--- Begin Entries ---

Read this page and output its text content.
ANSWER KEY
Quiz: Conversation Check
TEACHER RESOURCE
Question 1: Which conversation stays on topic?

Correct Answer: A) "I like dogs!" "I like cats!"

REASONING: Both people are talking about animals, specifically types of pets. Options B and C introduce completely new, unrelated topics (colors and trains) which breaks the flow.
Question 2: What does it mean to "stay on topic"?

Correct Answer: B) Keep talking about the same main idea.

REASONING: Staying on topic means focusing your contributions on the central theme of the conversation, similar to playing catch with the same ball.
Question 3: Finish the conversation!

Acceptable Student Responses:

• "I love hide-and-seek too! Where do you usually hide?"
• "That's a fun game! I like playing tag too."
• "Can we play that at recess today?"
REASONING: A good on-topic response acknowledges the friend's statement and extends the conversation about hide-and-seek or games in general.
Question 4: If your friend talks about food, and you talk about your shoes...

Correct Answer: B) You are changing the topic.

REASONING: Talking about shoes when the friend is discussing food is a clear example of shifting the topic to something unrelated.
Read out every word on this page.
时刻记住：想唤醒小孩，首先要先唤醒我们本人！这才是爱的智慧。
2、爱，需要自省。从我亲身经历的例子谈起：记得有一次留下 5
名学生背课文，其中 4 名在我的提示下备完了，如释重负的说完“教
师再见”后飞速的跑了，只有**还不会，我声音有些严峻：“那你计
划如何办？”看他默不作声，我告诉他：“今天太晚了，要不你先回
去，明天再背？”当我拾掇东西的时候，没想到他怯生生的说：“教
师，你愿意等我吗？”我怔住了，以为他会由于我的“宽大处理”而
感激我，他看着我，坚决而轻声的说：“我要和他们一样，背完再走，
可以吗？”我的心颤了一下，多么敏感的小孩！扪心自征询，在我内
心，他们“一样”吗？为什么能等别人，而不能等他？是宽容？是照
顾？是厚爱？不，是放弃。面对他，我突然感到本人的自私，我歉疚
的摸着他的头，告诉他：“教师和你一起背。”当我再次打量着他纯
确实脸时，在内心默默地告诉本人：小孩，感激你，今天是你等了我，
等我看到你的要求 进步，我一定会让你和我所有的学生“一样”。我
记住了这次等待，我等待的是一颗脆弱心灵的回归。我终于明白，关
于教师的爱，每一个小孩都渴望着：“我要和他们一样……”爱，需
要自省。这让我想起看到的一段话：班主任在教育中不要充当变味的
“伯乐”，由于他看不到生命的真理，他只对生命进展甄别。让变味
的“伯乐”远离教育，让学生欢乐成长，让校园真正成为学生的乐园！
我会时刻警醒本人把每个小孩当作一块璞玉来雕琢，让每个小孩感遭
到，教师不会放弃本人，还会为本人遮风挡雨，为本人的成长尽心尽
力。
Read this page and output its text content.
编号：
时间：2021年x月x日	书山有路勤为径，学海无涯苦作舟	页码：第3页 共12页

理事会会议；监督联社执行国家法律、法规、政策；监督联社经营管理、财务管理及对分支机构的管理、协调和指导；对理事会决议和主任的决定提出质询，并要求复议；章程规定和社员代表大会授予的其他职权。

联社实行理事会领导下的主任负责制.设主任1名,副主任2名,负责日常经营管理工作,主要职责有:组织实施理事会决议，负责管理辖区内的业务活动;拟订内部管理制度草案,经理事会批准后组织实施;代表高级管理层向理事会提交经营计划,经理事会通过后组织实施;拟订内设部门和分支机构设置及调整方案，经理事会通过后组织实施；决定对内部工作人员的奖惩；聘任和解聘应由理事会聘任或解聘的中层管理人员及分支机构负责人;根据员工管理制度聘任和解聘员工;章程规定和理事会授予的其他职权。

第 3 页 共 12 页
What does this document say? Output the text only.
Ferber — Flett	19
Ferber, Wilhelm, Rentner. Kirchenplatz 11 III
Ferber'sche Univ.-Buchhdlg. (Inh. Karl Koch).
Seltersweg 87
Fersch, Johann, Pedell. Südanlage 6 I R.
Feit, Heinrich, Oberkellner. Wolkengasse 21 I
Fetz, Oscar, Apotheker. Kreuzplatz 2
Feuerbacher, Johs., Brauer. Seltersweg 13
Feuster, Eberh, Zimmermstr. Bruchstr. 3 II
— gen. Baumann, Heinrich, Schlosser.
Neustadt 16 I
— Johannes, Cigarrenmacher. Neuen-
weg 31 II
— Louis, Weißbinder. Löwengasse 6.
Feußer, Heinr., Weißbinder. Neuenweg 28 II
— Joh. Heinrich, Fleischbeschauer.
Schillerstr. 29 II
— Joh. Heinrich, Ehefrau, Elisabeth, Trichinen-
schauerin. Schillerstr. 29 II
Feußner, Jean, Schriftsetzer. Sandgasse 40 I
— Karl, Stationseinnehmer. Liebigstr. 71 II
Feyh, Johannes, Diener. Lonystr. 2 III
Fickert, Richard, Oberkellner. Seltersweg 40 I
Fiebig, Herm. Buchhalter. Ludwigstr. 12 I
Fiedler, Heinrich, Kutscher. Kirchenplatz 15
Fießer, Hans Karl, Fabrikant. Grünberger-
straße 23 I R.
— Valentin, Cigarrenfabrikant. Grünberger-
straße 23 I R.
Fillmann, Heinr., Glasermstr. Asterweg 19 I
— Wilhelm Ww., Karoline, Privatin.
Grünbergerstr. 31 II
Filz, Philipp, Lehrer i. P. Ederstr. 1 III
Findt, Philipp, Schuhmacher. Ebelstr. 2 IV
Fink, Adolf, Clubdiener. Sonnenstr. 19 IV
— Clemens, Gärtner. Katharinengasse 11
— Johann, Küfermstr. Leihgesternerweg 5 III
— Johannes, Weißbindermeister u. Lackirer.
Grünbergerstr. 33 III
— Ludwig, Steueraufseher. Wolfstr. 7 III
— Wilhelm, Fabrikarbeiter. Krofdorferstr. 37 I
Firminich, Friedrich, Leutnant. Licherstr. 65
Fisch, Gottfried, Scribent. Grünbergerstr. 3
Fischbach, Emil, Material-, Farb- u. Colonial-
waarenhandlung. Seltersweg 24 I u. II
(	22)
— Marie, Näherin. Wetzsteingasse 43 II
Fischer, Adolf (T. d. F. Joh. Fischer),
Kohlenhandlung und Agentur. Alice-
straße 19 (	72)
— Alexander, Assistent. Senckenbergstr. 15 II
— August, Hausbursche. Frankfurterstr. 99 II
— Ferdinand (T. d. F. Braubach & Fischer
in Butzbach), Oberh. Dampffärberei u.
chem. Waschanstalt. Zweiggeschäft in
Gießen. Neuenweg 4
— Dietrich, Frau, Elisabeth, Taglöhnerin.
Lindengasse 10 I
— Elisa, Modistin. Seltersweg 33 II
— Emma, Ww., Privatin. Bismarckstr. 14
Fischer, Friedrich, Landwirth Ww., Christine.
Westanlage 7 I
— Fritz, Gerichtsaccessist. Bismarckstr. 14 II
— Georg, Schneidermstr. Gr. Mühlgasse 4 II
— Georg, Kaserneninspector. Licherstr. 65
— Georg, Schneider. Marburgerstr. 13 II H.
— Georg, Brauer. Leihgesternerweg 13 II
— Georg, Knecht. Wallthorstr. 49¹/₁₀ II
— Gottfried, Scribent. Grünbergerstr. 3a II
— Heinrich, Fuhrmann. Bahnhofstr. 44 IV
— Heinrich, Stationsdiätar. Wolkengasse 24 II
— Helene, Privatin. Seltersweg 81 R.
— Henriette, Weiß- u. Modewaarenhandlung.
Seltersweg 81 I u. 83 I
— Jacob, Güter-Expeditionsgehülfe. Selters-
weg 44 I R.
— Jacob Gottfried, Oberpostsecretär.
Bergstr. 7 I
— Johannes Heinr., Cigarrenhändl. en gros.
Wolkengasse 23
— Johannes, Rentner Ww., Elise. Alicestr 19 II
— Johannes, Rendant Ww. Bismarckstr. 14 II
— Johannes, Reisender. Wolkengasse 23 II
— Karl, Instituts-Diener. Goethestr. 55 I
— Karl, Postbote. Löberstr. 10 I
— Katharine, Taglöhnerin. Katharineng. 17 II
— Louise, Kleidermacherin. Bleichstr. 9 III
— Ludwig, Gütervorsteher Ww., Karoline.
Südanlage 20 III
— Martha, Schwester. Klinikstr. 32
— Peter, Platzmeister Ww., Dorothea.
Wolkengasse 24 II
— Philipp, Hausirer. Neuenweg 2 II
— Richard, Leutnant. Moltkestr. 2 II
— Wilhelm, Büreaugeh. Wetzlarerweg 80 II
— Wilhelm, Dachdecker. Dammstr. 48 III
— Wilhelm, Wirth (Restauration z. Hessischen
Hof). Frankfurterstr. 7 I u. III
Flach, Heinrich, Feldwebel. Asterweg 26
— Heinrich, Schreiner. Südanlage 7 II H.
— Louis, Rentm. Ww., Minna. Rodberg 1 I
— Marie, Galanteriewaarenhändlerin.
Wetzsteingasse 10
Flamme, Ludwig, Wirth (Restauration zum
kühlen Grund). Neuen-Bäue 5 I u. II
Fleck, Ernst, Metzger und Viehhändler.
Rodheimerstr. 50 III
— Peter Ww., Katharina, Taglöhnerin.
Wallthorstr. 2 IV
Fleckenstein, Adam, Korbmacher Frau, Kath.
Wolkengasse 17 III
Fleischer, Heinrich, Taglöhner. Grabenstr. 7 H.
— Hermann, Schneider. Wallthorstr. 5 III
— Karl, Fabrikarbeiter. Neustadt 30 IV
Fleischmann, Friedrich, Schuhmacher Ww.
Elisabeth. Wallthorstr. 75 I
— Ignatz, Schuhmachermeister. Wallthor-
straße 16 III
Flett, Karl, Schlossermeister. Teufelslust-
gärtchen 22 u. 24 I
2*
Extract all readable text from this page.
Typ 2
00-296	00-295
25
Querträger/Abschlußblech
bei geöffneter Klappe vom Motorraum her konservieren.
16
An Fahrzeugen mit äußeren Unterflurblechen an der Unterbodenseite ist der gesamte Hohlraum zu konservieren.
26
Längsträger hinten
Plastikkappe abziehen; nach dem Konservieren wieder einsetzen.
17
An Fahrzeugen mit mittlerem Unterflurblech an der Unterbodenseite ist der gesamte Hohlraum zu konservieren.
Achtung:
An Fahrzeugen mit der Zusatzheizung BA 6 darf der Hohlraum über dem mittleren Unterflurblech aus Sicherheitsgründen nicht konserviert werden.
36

--- End Entries ---

Task instructions — Repeat only what runs from the line holding "Extract all readable text from this page." to the end of the data, keeping every line exactly as written, first and last included.

Solution to the problem —
Extract all readable text from this page.
Typ 2
00-296	00-295
25
Querträger/Abschlußblech
bei geöffneter Klappe vom Motorraum her konservieren.
16
An Fahrzeugen mit äußeren Unterflurblechen an der Unterbodenseite ist der gesamte Hohlraum zu konservieren.
26
Längsträger hinten
Plastikkappe abziehen; nach dem Konservieren wieder einsetzen.
17
An Fahrzeugen mit mittlerem Unterflurblech an der Unterbodenseite ist der gesamte Hohlraum zu konservieren.
Achtung:
An Fahrzeugen mit der Zusatzheizung BA 6 darf der Hohlraum über dem mittleren Unterflurblech aus Sicherheitsgründen nicht konserviert werden.
36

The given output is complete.